▼▼▼

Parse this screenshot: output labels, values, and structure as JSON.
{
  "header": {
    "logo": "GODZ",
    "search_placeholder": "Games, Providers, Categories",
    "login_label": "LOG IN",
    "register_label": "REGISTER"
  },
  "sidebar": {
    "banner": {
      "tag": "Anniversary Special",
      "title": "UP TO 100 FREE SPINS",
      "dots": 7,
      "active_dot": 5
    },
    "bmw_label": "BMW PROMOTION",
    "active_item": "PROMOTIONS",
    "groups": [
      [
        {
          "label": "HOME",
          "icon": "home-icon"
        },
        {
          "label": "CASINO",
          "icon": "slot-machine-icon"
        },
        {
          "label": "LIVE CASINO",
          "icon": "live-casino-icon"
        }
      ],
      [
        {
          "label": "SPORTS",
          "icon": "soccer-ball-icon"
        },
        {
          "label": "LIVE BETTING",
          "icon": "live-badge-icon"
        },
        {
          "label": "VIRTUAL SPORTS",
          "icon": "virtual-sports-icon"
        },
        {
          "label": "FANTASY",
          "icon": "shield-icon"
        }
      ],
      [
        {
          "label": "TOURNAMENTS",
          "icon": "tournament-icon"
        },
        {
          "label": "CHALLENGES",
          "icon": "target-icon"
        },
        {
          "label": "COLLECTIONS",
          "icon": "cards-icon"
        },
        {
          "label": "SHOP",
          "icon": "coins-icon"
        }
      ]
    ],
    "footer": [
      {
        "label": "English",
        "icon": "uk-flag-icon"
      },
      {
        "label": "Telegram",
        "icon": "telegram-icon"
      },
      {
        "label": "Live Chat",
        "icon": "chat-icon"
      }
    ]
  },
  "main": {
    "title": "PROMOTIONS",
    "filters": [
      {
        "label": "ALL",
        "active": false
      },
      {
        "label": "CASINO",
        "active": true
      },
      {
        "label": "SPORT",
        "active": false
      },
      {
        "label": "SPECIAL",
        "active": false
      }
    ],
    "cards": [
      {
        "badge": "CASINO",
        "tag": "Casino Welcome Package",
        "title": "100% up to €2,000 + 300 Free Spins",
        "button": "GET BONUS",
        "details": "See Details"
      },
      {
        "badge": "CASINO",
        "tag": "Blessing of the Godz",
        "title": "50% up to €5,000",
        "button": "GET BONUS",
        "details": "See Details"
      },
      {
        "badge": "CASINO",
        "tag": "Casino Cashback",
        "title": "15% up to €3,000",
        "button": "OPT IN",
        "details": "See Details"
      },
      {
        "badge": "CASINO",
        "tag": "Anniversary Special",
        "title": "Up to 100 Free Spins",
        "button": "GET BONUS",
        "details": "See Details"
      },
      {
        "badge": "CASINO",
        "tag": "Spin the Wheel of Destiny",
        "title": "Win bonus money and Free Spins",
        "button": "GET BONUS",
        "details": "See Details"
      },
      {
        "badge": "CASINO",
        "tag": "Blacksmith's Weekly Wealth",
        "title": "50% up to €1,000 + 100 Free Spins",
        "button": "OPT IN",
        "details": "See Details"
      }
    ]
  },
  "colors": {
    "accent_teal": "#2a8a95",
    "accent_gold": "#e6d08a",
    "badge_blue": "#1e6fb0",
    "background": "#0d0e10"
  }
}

▲▲▲

WRITTEN INSTRUCTION - Quote the whole listing above, leaving nothing out.

RESULT -
Parse this screenshot: output labels, values, and structure as JSON.
{
  "header": {
    "logo": "GODZ",
    "search_placeholder": "Games, Providers, Categories",
    "login_label": "LOG IN",
    "register_label": "REGISTER"
  },
  "sidebar": {
    "banner": {
      "tag": "Anniversary Special",
      "title": "UP TO 100 FREE SPINS",
      "dots": 7,
      "active_dot": 5
    },
    "bmw_label": "BMW PROMOTION",
    "active_item": "PROMOTIONS",
    "groups": [
      [
        {
          "label": "HOME",
          "icon": "home-icon"
        },
        {
          "label": "CASINO",
          "icon": "slot-machine-icon"
        },
        {
          "label": "LIVE CASINO",
          "icon": "live-casino-icon"
        }
      ],
      [
        {
          "label": "SPORTS",
          "icon": "soccer-ball-icon"
        },
        {
          "label": "LIVE BETTING",
          "icon": "live-badge-icon"
        },
        {
          "label": "VIRTUAL SPORTS",
          "icon": "virtual-sports-icon"
        },
        {
          "label": "FANTASY",
          "icon": "shield-icon"
        }
      ],
      [
        {
          "label": "TOURNAMENTS",
          "icon": "tournament-icon"
        },
        {
          "label": "CHALLENGES",
          "icon": "target-icon"
        },
        {
          "label": "COLLECTIONS",
          "icon": "cards-icon"
        },
        {
          "label": "SHOP",
          "icon": "coins-icon"
        }
      ]
    ],
    "footer": [
      {
        "label": "English",
        "icon": "uk-flag-icon"
      },
      {
        "label": "Telegram",
        "icon": "telegram-icon"
      },
      {
        "label": "Live Chat",
        "icon": "chat-icon"
      }
    ]
  },
  "main": {
    "title": "PROMOTIONS",
    "filters": [
      {
        "label": "ALL",
        "active": false
      },
      {
        "label": "CASINO",
        "active": true
      },
      {
        "label": "SPORT",
        "active": false
      },
      {
        "label": "SPECIAL",
        "active": false
      }
    ],
    "cards": [
      {
        "badge": "CASINO",
        "tag": "Casino Welcome Package",
        "title": "100% up to €2,000 + 300 Free Spins",
        "button": "GET BONUS",
        "details": "See Details"
      },
      {
        "badge": "CASINO",
        "tag": "Blessing of the Godz",
        "title": "50% up to €5,000",
        "button": "GET BONUS",
        "details": "See Details"
      },
      {
        "badge": "CASINO",
        "tag": "Casino Cashback",
        "title": "15% up to €3,000",
        "button": "OPT IN",
        "details": "See Details"
      },
      {
        "badge": "CASINO",
        "tag": "Anniversary Special",
        "title": "Up to 100 Free Spins",
        "button": "GET BONUS",
        "details": "See Details"
      },
      {
        "badge": "CASINO",
        "tag": "Spin the Wheel of Destiny",
        "title": "Win bonus money and Free Spins",
        "button": "GET BONUS",
        "details": "See Details"
      },
      {
        "badge": "CASINO",
        "tag": "Blacksmith's Weekly Wealth",
        "title": "50% up to €1,000 + 100 Free Spins",
        "button": "OPT IN",
        "details": "See Details"
      }
    ]
  },
  "colors": {
    "accent_teal": "#2a8a95",
    "accent_gold": "#e6d08a",
    "badge_blue": "#1e6fb0",
    "background": "#0d0e10"
  }
}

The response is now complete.